• TASK DETAILS: Check each line of the material below for "frac", then copy the ones that contain it.

··· RAW DATA

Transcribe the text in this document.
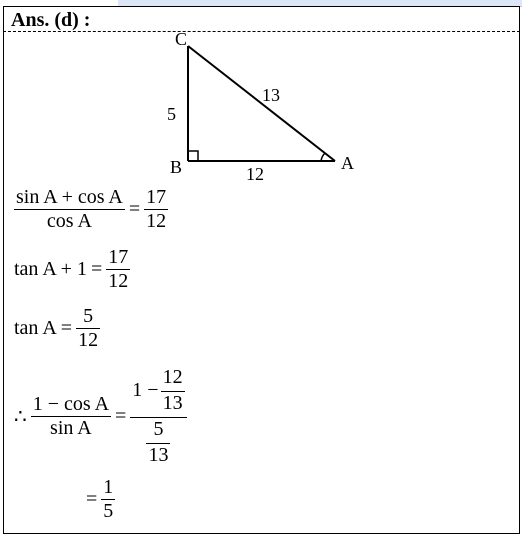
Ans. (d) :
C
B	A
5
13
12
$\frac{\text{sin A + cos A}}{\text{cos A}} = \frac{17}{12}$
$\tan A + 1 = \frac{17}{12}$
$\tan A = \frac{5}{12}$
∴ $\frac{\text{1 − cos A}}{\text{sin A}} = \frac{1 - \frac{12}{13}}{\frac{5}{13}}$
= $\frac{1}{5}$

······
··· RAW DATA

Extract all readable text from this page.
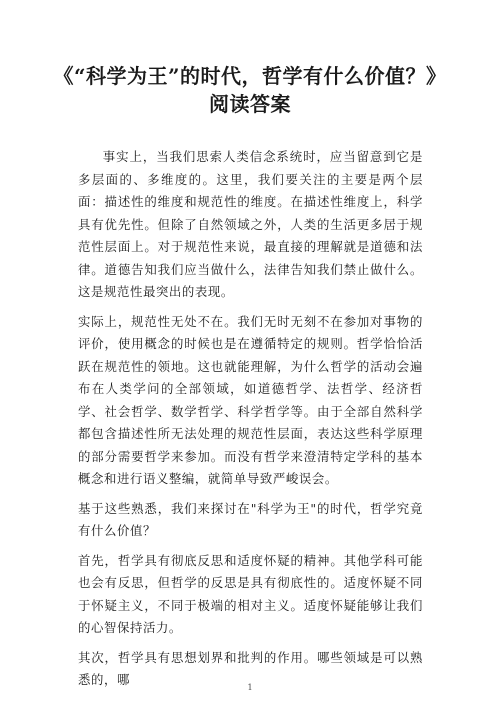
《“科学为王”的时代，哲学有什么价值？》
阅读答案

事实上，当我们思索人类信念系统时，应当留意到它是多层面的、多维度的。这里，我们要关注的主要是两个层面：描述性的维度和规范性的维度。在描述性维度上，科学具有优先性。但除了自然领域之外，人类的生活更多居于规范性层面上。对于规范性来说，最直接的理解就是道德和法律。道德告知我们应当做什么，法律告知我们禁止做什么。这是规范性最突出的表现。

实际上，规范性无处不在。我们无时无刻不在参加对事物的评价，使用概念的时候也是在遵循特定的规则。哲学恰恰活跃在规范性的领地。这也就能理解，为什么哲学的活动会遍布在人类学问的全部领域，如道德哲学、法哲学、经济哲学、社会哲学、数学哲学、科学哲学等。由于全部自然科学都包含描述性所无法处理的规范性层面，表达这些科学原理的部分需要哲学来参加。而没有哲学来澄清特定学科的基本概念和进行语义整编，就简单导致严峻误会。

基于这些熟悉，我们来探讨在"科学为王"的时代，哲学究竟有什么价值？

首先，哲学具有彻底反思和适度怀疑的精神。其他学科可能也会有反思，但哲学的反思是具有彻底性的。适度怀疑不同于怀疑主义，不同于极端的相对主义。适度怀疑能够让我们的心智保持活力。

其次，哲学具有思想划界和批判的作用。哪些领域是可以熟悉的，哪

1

······
··· RAW DATA

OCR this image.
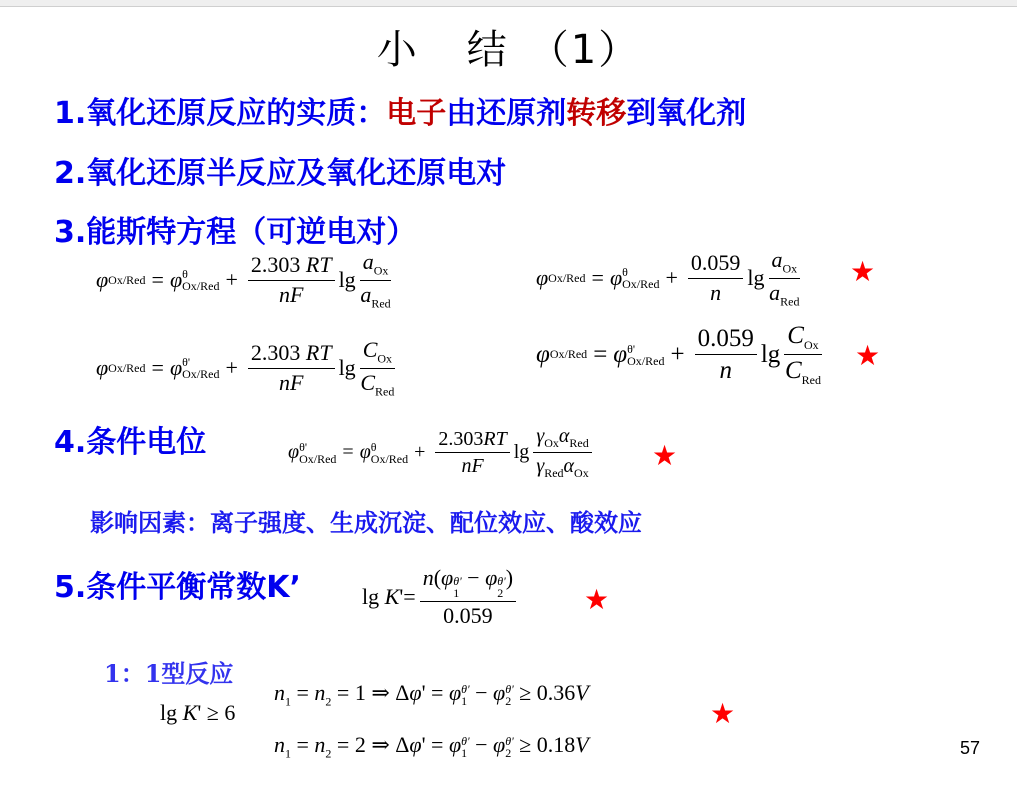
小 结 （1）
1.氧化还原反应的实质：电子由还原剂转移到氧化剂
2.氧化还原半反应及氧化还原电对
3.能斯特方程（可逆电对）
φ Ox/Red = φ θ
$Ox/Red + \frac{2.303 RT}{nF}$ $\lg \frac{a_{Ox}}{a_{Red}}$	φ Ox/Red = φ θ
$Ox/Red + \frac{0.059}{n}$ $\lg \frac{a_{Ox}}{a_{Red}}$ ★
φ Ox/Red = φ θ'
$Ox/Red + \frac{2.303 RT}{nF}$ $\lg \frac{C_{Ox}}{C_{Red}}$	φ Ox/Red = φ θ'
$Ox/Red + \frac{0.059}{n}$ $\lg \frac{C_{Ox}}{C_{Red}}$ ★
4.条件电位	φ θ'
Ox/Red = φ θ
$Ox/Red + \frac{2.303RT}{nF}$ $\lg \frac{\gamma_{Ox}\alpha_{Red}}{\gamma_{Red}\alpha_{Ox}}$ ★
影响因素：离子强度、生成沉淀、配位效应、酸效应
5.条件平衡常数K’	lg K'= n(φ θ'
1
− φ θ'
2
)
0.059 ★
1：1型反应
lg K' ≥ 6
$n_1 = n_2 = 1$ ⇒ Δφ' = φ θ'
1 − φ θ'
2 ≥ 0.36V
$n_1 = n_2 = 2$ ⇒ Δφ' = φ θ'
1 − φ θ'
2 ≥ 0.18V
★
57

······

• EXERCISE ANSWER:
$\frac{\text{sin A + cos A}}{\text{cos A}} = \frac{17}{12}$
$\tan A + 1 = \frac{17}{12}$
$\tan A = \frac{5}{12}$
∴ $\frac{\text{1 − cos A}}{\text{sin A}} = \frac{1 - \frac{12}{13}}{\frac{5}{13}}$
= $\frac{1}{5}$
$Ox/Red + \frac{2.303 RT}{nF}$ $\lg \frac{a_{Ox}}{a_{Red}}$	φ Ox/Red = φ θ
$Ox/Red + \frac{0.059}{n}$ $\lg \frac{a_{Ox}}{a_{Red}}$ ★
$Ox/Red + \frac{2.303 RT}{nF}$ $\lg \frac{C_{Ox}}{C_{Red}}$	φ Ox/Red = φ θ'
$Ox/Red + \frac{0.059}{n}$ $\lg \frac{C_{Ox}}{C_{Red}}$ ★
$Ox/Red + \frac{2.303RT}{nF}$ $\lg \frac{\gamma_{Ox}\alpha_{Red}}{\gamma_{Red}\alpha_{Ox}}$ ★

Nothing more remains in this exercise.